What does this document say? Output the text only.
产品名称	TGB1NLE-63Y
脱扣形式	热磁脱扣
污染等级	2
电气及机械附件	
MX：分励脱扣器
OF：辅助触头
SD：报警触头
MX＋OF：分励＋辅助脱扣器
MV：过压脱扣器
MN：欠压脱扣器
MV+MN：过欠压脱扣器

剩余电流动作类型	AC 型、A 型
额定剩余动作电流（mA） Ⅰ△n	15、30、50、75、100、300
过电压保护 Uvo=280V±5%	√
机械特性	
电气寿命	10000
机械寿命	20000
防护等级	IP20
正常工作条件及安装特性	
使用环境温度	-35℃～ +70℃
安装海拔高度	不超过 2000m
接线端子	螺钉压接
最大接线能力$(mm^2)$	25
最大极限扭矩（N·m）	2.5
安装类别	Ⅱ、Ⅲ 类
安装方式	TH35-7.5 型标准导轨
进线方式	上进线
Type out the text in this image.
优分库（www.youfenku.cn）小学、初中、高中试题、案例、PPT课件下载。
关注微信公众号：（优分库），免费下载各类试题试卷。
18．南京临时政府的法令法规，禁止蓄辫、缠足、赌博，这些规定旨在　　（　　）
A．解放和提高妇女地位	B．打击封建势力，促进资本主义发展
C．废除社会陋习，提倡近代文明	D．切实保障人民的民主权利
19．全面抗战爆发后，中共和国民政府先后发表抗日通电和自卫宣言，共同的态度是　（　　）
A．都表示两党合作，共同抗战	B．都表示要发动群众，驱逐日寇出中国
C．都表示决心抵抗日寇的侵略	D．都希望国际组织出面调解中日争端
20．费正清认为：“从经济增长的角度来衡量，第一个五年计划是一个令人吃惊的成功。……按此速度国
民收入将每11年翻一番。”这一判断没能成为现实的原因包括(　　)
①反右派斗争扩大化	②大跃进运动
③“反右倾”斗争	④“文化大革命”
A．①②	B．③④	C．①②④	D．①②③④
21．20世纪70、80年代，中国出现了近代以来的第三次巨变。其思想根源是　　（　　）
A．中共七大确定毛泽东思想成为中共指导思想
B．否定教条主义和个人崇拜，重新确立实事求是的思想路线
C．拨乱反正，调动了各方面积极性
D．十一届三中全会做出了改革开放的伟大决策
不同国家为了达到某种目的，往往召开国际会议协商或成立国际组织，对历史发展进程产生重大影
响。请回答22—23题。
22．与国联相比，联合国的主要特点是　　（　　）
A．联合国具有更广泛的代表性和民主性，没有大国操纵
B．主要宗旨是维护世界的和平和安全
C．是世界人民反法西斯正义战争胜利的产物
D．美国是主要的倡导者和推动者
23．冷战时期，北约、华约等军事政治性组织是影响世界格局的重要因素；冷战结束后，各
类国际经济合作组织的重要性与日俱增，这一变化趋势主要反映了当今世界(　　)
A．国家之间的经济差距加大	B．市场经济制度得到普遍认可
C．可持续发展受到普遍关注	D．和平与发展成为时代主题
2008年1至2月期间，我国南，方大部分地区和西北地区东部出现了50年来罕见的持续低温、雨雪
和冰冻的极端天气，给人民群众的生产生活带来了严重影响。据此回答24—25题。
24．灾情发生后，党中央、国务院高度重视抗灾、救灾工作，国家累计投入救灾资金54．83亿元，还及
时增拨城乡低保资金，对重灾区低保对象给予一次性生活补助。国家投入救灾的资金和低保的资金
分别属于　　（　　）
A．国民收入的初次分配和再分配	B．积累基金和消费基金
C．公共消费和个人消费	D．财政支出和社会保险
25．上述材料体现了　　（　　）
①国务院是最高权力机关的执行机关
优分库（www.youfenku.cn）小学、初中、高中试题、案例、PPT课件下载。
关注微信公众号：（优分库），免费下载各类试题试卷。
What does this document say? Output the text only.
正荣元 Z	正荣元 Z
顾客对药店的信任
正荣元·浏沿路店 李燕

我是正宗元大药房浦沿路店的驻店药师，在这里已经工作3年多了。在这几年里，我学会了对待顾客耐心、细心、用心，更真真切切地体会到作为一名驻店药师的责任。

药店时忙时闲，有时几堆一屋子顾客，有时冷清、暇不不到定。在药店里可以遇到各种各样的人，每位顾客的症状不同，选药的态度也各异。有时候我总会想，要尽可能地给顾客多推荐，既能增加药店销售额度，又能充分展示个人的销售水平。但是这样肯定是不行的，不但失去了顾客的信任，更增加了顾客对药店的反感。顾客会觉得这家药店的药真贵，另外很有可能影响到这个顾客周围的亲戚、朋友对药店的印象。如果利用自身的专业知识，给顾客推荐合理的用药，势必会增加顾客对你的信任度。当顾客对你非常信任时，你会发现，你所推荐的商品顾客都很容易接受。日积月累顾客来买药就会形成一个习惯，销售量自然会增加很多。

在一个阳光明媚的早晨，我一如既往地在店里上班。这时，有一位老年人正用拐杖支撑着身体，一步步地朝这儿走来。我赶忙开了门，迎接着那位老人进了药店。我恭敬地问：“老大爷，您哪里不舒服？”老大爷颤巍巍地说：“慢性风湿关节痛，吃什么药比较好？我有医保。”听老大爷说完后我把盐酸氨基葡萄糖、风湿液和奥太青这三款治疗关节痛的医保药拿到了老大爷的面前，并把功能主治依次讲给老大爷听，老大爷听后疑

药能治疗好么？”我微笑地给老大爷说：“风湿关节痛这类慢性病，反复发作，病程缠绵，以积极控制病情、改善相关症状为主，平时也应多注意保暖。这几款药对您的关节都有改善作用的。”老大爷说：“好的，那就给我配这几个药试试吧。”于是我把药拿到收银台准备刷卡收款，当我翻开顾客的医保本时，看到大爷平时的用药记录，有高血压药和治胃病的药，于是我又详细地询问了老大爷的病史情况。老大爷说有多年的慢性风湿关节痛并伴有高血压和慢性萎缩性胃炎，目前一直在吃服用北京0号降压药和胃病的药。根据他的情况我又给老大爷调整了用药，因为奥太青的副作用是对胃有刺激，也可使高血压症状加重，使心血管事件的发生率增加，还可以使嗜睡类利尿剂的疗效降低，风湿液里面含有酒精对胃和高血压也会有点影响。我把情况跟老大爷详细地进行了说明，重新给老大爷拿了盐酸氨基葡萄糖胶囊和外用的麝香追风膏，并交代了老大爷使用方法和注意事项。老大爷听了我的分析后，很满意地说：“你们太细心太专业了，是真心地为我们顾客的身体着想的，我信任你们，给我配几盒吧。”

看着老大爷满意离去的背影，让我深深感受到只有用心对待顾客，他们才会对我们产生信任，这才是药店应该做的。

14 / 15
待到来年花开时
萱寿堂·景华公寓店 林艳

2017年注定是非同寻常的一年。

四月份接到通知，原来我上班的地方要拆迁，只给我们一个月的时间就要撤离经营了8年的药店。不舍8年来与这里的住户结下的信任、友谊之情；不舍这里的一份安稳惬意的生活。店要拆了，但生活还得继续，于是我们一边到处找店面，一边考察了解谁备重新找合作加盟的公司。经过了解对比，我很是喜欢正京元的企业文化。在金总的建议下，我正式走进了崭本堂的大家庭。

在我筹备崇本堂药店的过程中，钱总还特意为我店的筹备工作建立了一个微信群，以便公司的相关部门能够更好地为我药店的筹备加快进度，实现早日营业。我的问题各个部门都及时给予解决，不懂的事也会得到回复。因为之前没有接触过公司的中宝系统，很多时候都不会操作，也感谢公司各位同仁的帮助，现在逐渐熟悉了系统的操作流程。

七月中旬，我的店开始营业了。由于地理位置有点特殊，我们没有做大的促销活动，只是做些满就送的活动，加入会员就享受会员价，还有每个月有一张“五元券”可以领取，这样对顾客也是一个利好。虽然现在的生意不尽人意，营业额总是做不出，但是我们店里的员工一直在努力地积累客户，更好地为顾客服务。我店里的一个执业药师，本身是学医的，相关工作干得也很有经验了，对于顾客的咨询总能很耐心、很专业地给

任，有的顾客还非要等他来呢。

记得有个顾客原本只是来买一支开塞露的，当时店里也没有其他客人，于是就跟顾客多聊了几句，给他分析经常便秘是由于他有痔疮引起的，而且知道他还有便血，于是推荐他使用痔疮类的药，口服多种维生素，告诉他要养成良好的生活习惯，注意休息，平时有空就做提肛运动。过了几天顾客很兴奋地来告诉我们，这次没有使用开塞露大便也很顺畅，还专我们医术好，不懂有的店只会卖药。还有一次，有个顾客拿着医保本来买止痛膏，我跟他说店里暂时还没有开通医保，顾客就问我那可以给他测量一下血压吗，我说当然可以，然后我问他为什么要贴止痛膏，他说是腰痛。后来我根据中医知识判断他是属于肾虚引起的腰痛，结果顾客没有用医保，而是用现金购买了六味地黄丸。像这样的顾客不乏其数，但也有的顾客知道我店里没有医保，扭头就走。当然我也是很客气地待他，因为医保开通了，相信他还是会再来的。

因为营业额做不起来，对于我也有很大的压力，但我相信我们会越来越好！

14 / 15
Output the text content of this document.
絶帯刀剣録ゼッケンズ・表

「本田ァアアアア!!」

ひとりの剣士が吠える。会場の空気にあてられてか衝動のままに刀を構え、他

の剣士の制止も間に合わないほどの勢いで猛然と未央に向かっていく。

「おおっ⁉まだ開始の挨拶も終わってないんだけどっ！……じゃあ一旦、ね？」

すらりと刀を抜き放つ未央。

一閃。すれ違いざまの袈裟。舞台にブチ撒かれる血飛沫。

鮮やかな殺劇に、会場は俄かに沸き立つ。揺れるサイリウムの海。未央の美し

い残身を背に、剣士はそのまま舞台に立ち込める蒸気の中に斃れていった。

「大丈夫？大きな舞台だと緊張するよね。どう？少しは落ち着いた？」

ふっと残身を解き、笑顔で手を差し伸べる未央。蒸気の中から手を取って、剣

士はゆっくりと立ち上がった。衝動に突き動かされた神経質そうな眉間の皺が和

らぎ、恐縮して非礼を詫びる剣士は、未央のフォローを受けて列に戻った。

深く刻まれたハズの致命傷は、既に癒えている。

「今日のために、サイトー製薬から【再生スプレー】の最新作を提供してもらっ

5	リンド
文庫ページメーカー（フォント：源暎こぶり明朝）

----------

[Exercise objective]
Exactly as written, give the line containing "Output the text content of this document." and all remaining lines of the records.

[The solution]
Output the text content of this document.
絶帯刀剣録ゼッケンズ・表

「本田ァアアアア!!」

ひとりの剣士が吠える。会場の空気にあてられてか衝動のままに刀を構え、他

の剣士の制止も間に合わないほどの勢いで猛然と未央に向かっていく。

「おおっ⁉まだ開始の挨拶も終わってないんだけどっ！……じゃあ一旦、ね？」

すらりと刀を抜き放つ未央。

一閃。すれ違いざまの袈裟。舞台にブチ撒かれる血飛沫。

鮮やかな殺劇に、会場は俄かに沸き立つ。揺れるサイリウムの海。未央の美し

い残身を背に、剣士はそのまま舞台に立ち込める蒸気の中に斃れていった。

「大丈夫？大きな舞台だと緊張するよね。どう？少しは落ち着いた？」

ふっと残身を解き、笑顔で手を差し伸べる未央。蒸気の中から手を取って、剣

士はゆっくりと立ち上がった。衝動に突き動かされた神経質そうな眉間の皺が和

らぎ、恐縮して非礼を詫びる剣士は、未央のフォローを受けて列に戻った。

深く刻まれたハズの致命傷は、既に癒えている。

「今日のために、サイトー製薬から【再生スプレー】の最新作を提供してもらっ

5	リンド
文庫ページメーカー（フォント：源暎こぶり明朝）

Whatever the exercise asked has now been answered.